>> Start Given data

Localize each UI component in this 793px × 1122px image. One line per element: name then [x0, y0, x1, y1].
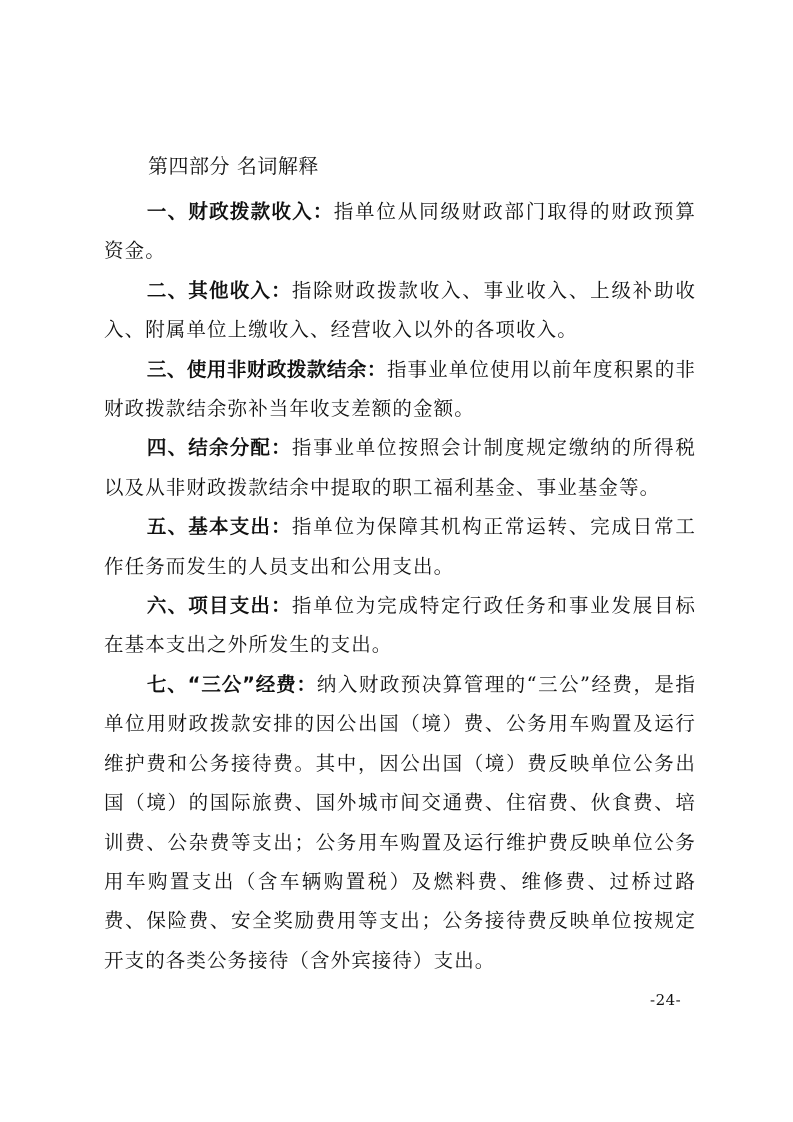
- definition-other-income: 二、其他收入：指除财政拨款收入、事业收入、上级补助收入、附属单位上缴收入、经营收…: [104, 271, 696, 350]
- definition-text: 纳入财政预决算管理的“三公”经费，是指单位用财政拨款安排的因公出国（境）费、公务…: [104, 673, 696, 972]
- definition-non-fiscal-surplus-use: 三、使用非财政拨款结余：指事业单位使用以前年度积累的非财政拨款结余弥补当年收支差…: [104, 350, 696, 429]
- definition-three-public-expenses: 七、“三公”经费：纳入财政预决算管理的“三公”经费，是指单位用财政拨款安排的因公…: [104, 665, 696, 980]
- definition-term: 一、财政拨款收入：: [147, 200, 334, 223]
- page-number: -24-: [650, 990, 681, 1010]
- definition-term: 五、基本支出：: [147, 515, 292, 538]
- document-page: 第四部分 名词解释 一、财政拨款收入：指单位从同级财政部门取得的财政预算资金。 …: [0, 0, 793, 1122]
- definitions-list: 一、财政拨款收入：指单位从同级财政部门取得的财政预算资金。 二、其他收入：指除财…: [104, 192, 696, 980]
- definition-term: 四、结余分配：: [147, 436, 292, 459]
- definition-term: 七、“三公”经费：: [147, 673, 317, 696]
- definition-term: 二、其他收入：: [147, 279, 292, 302]
- definition-term: 三、使用非财政拨款结余：: [147, 358, 387, 381]
- definition-surplus-distribution: 四、结余分配：指事业单位按照会计制度规定缴纳的所得税以及从非财政拨款结余中提取的…: [104, 428, 696, 507]
- definition-fiscal-appropriation-income: 一、财政拨款收入：指单位从同级财政部门取得的财政预算资金。: [104, 192, 696, 271]
- section-title: 第四部分 名词解释: [148, 152, 319, 180]
- definition-project-expenditure: 六、项目支出：指单位为完成特定行政任务和事业发展目标在基本支出之外所发生的支出。: [104, 586, 696, 665]
- definition-basic-expenditure: 五、基本支出：指单位为保障其机构正常运转、完成日常工作任务而发生的人员支出和公用…: [104, 507, 696, 586]
- definition-term: 六、项目支出：: [147, 594, 292, 617]
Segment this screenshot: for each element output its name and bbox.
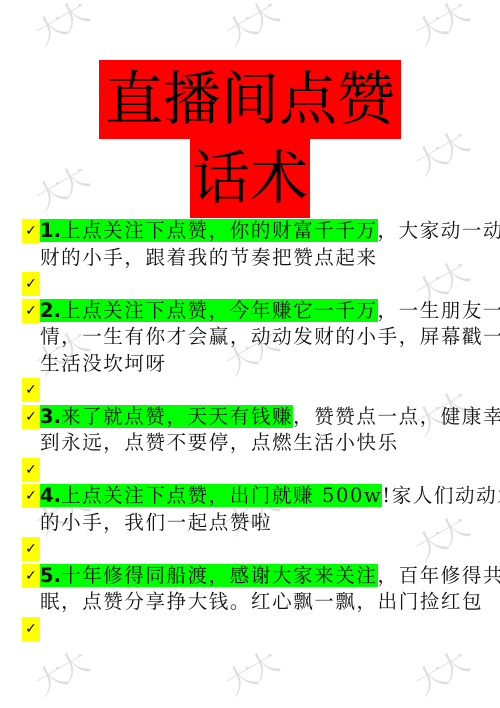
list-item-continuation: 的小手，我们一起点赞啦 — [22, 511, 482, 538]
check-icon: ✓ — [22, 219, 40, 243]
empty-check-row: ✓ — [22, 458, 482, 485]
list-item: ✓ 1.上点关注下点赞，你的财富千千万，大家动一动发 — [22, 219, 482, 246]
list-item-continuation: 到永远，点赞不要停，点燃生活小快乐 — [22, 431, 482, 458]
empty-check-row: ✓ — [22, 537, 482, 564]
watermark: 大大 — [31, 164, 91, 216]
check-icon: ✓ — [22, 484, 40, 508]
watermark: 大大 — [31, 0, 91, 51]
empty-check-row: ✓ — [22, 617, 482, 644]
highlighted-phrase: 3.来了就点赞，天天有钱赚 — [40, 405, 293, 428]
highlighted-phrase: 4.上点关注下点赞，出门就赚 500w — [40, 484, 382, 507]
list-item: ✓ 2.上点关注下点赞，今年赚它一千万，一生朋友一生 — [22, 299, 482, 326]
list-item-continuation: 生活没坎坷呀 — [22, 352, 482, 379]
watermark: 大大 — [31, 649, 91, 701]
check-icon: ✓ — [22, 564, 40, 588]
title-line-2: 话术 — [190, 139, 310, 218]
highlighted-phrase: 1.上点关注下点赞，你的财富千千万 — [40, 219, 378, 242]
list-item-continuation: 情，一生有你才会赢，动动发财的小手，屏幕戳一戳 — [22, 325, 482, 352]
list-item: ✓ 3.来了就点赞，天天有钱赚，赞赞点一点，健康幸福 — [22, 405, 482, 432]
check-icon: ✓ — [22, 405, 40, 429]
script-list: ✓ 1.上点关注下点赞，你的财富千千万，大家动一动发 财的小手，跟着我的节奏把赞… — [22, 219, 482, 643]
highlighted-phrase: 2.上点关注下点赞，今年赚它一千万 — [40, 299, 378, 322]
watermark: 大大 — [221, 0, 281, 51]
watermark: 大大 — [411, 649, 471, 701]
highlighted-phrase: 5.十年修得同船渡，感谢大家来关注 — [40, 564, 378, 587]
list-item-continuation: 眠，点赞分享挣大钱。红心飘一飘，出门捡红包 — [22, 590, 482, 617]
list-item-continuation: 财的小手，跟着我的节奏把赞点起来 — [22, 246, 482, 273]
title-line-1: 直播间点赞 — [99, 60, 401, 139]
watermark: 大大 — [411, 0, 471, 51]
empty-check-row: ✓ — [22, 378, 482, 405]
check-icon: ✓ — [22, 537, 40, 561]
list-item: ✓ 5.十年修得同船渡，感谢大家来关注，百年修得共枕 — [22, 564, 482, 591]
check-icon: ✓ — [22, 272, 40, 296]
check-icon: ✓ — [22, 299, 40, 323]
list-item: ✓ 4.上点关注下点赞，出门就赚 500w!家人们动动发财 — [22, 484, 482, 511]
empty-check-row: ✓ — [22, 272, 482, 299]
watermark: 大大 — [411, 129, 471, 181]
check-icon: ✓ — [22, 617, 40, 641]
check-icon: ✓ — [22, 378, 40, 402]
watermark: 大大 — [221, 649, 281, 701]
check-icon: ✓ — [22, 458, 40, 482]
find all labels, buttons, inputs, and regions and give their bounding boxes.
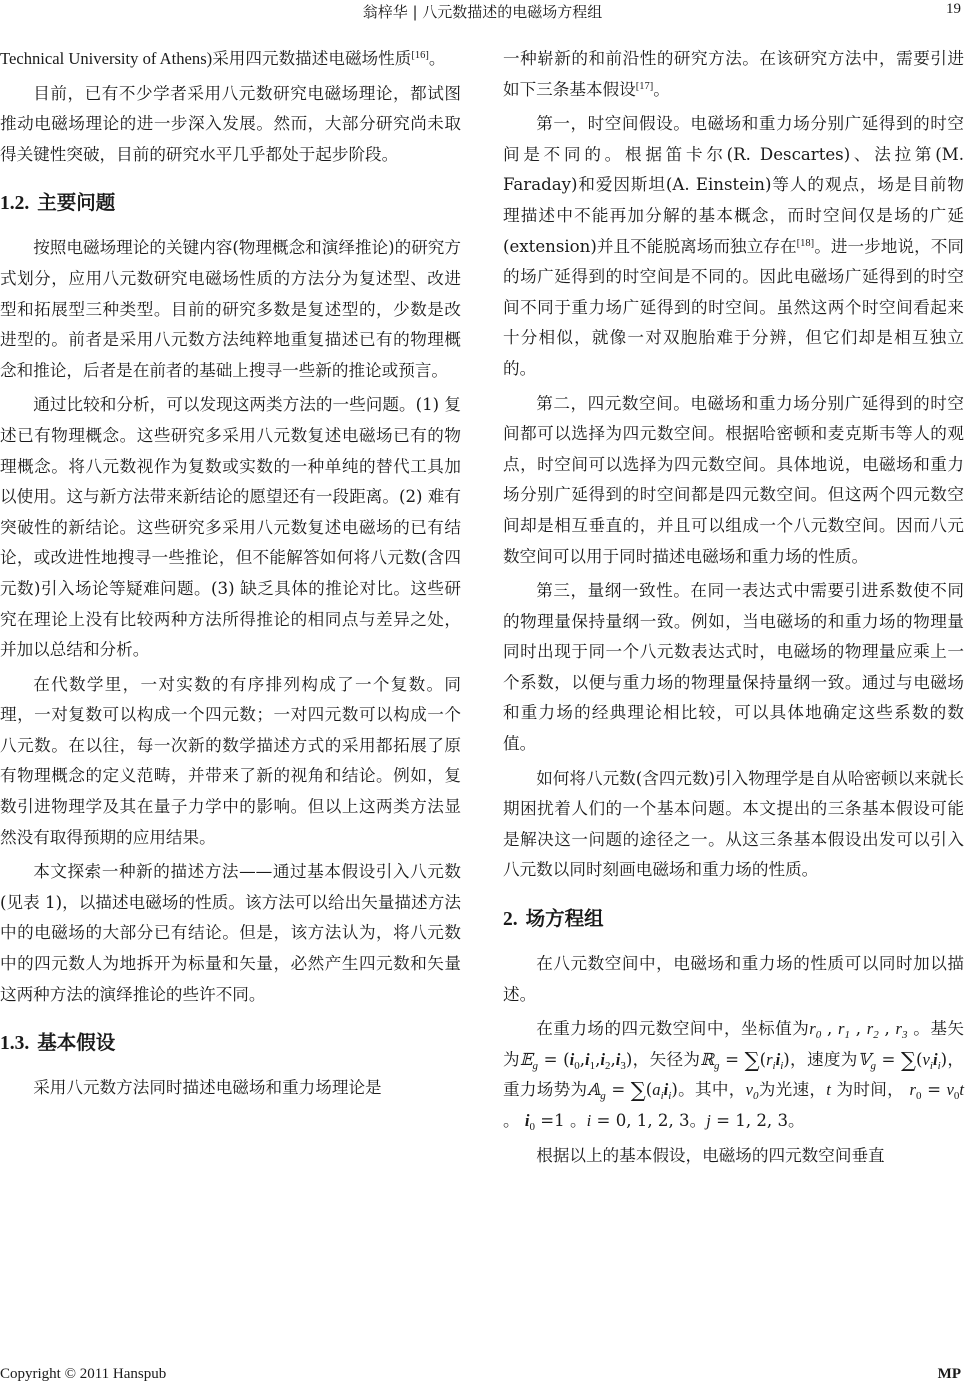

>> End Given data

_Exercise goal_.
Rewrite the listing with every "empty-check-row" changed to "blank-check-row" and nothing else altered, omitting the pictures.

_Exercise output_.
Localize each UI component in this 793px × 1122px image. One line per element: name then [x0, y0, x1, y1].
- definition-other-income: 二、其他收入：指除财政拨款收入、事业收入、上级补助收入、附属单位上缴收入、经营收…: [104, 271, 696, 350]
- definition-text: 纳入财政预决算管理的“三公”经费，是指单位用财政拨款安排的因公出国（境）费、公务…: [104, 673, 696, 972]
- definition-non-fiscal-surplus-use: 三、使用非财政拨款结余：指事业单位使用以前年度积累的非财政拨款结余弥补当年收支差…: [104, 350, 696, 429]
- definition-three-public-expenses: 七、“三公”经费：纳入财政预决算管理的“三公”经费，是指单位用财政拨款安排的因公…: [104, 665, 696, 980]
- definition-term: 一、财政拨款收入：: [147, 200, 334, 223]
- page-number: -24-: [650, 990, 681, 1010]
- definition-term: 五、基本支出：: [147, 515, 292, 538]
- document-page: 第四部分 名词解释 一、财政拨款收入：指单位从同级财政部门取得的财政预算资金。 …: [0, 0, 793, 1122]
- definitions-list: 一、财政拨款收入：指单位从同级财政部门取得的财政预算资金。 二、其他收入：指除财…: [104, 192, 696, 980]
- definition-term: 四、结余分配：: [147, 436, 292, 459]
- definition-term: 七、“三公”经费：: [147, 673, 317, 696]
- definition-term: 二、其他收入：: [147, 279, 292, 302]
- definition-term: 三、使用非财政拨款结余：: [147, 358, 387, 381]
- definition-surplus-distribution: 四、结余分配：指事业单位按照会计制度规定缴纳的所得税以及从非财政拨款结余中提取的…: [104, 428, 696, 507]
- definition-fiscal-appropriation-income: 一、财政拨款收入：指单位从同级财政部门取得的财政预算资金。: [104, 192, 696, 271]
- section-title: 第四部分 名词解释: [148, 152, 319, 180]
- definition-project-expenditure: 六、项目支出：指单位为完成特定行政任务和事业发展目标在基本支出之外所发生的支出。: [104, 586, 696, 665]
- definition-basic-expenditure: 五、基本支出：指单位为保障其机构正常运转、完成日常工作任务而发生的人员支出和公用…: [104, 507, 696, 586]
- definition-term: 六、项目支出：: [147, 594, 292, 617]
Segment this screenshot: for each element output its name and bbox.
list-item-continuation: 的小手，我们一起点赞啦 — [22, 511, 482, 538]
check-icon: ✓ — [22, 219, 40, 243]
blank-check-row: ✓ — [22, 458, 482, 485]
list-item: ✓ 1.上点关注下点赞，你的财富千千万，大家动一动发 — [22, 219, 482, 246]
list-item-continuation: 到永远，点赞不要停，点燃生活小快乐 — [22, 431, 482, 458]
blank-check-row: ✓ — [22, 537, 482, 564]
watermark: 大大 — [31, 164, 91, 216]
check-icon: ✓ — [22, 484, 40, 508]
watermark: 大大 — [31, 0, 91, 51]
blank-check-row: ✓ — [22, 617, 482, 644]
highlighted-phrase: 3.来了就点赞，天天有钱赚 — [40, 405, 293, 428]
highlighted-phrase: 4.上点关注下点赞，出门就赚 500w — [40, 484, 382, 507]
list-item: ✓ 2.上点关注下点赞，今年赚它一千万，一生朋友一生 — [22, 299, 482, 326]
list-item-continuation: 生活没坎坷呀 — [22, 352, 482, 379]
watermark: 大大 — [31, 649, 91, 701]
check-icon: ✓ — [22, 564, 40, 588]
title-line-2: 话术 — [190, 139, 310, 218]
highlighted-phrase: 1.上点关注下点赞，你的财富千千万 — [40, 219, 378, 242]
list-item-continuation: 情，一生有你才会赢，动动发财的小手，屏幕戳一戳 — [22, 325, 482, 352]
list-item: ✓ 3.来了就点赞，天天有钱赚，赞赞点一点，健康幸福 — [22, 405, 482, 432]
check-icon: ✓ — [22, 405, 40, 429]
script-list: ✓ 1.上点关注下点赞，你的财富千千万，大家动一动发 财的小手，跟着我的节奏把赞… — [22, 219, 482, 643]
highlighted-phrase: 2.上点关注下点赞，今年赚它一千万 — [40, 299, 378, 322]
watermark: 大大 — [221, 0, 281, 51]
watermark: 大大 — [411, 649, 471, 701]
highlighted-phrase: 5.十年修得同船渡，感谢大家来关注 — [40, 564, 378, 587]
list-item-continuation: 眠，点赞分享挣大钱。红心飘一飘，出门捡红包 — [22, 590, 482, 617]
list-item-continuation: 财的小手，跟着我的节奏把赞点起来 — [22, 246, 482, 273]
title-line-1: 直播间点赞 — [99, 60, 401, 139]
watermark: 大大 — [411, 0, 471, 51]
blank-check-row: ✓ — [22, 378, 482, 405]
check-icon: ✓ — [22, 537, 40, 561]
list-item: ✓ 5.十年修得同船渡，感谢大家来关注，百年修得共枕 — [22, 564, 482, 591]
check-icon: ✓ — [22, 272, 40, 296]
check-icon: ✓ — [22, 299, 40, 323]
list-item: ✓ 4.上点关注下点赞，出门就赚 500w!家人们动动发财 — [22, 484, 482, 511]
blank-check-row: ✓ — [22, 272, 482, 299]
watermark: 大大 — [411, 129, 471, 181]
check-icon: ✓ — [22, 617, 40, 641]
check-icon: ✓ — [22, 378, 40, 402]
watermark: 大大 — [221, 649, 281, 701]
check-icon: ✓ — [22, 458, 40, 482]
find all labels, buttons, inputs, and regions and give their bounding boxes.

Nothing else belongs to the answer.